Make an exact copy of the records, dropping all pictures.
Start of Material supplied
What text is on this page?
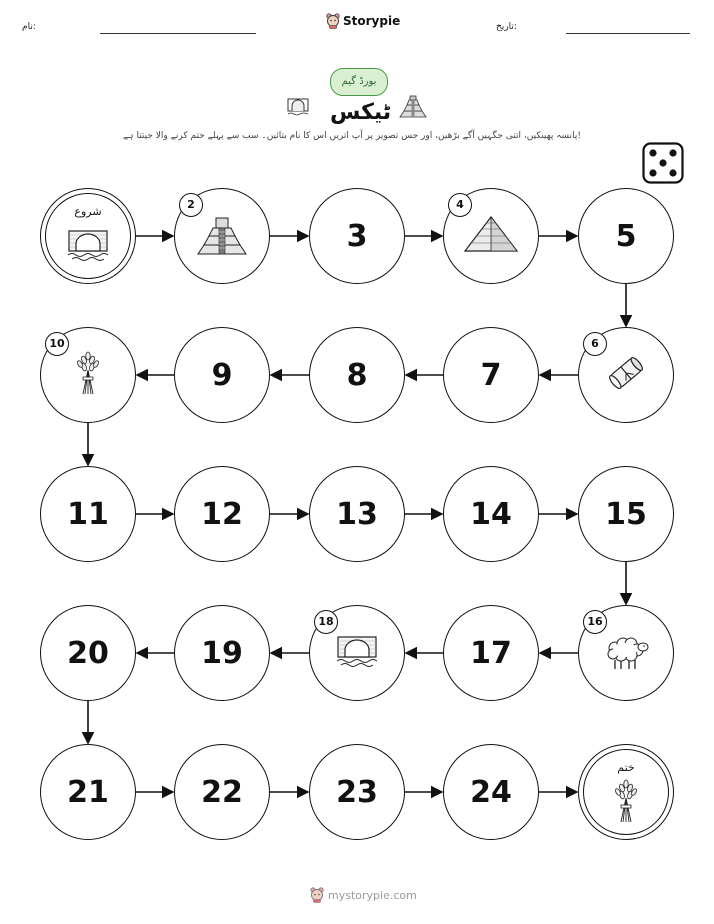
نام:	تاریخ:
Storypie
بورڈ گیم
ٹیکس
پانسہ پھینکیں، اتنی جگہیں آگے بڑھیں، اور جس تصویر پر آپ اتریں اس کا نام بتائیں۔ سب سے پہلے ختم کرنے والا جیتتا ہے!
شروع
2
3
4
5
6
7
8
9
10
11	12	13	14	15
16
17
18
19
20
21	22	23	24
ختم
mystorypie.com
End of Material supplied
Written response:
What text is on this page?
نام:	تاریخ:
Storypie
بورڈ گیم
ٹیکس
پانسہ پھینکیں، اتنی جگہیں آگے بڑھیں، اور جس تصویر پر آپ اتریں اس کا نام بتائیں۔ سب سے پہلے ختم کرنے والا جیتتا ہے!
شروع
2
3
4
5
6
7
8
9
10
11	12	13	14	15
16
17
18
19
20
21	22	23	24
ختم
mystorypie.com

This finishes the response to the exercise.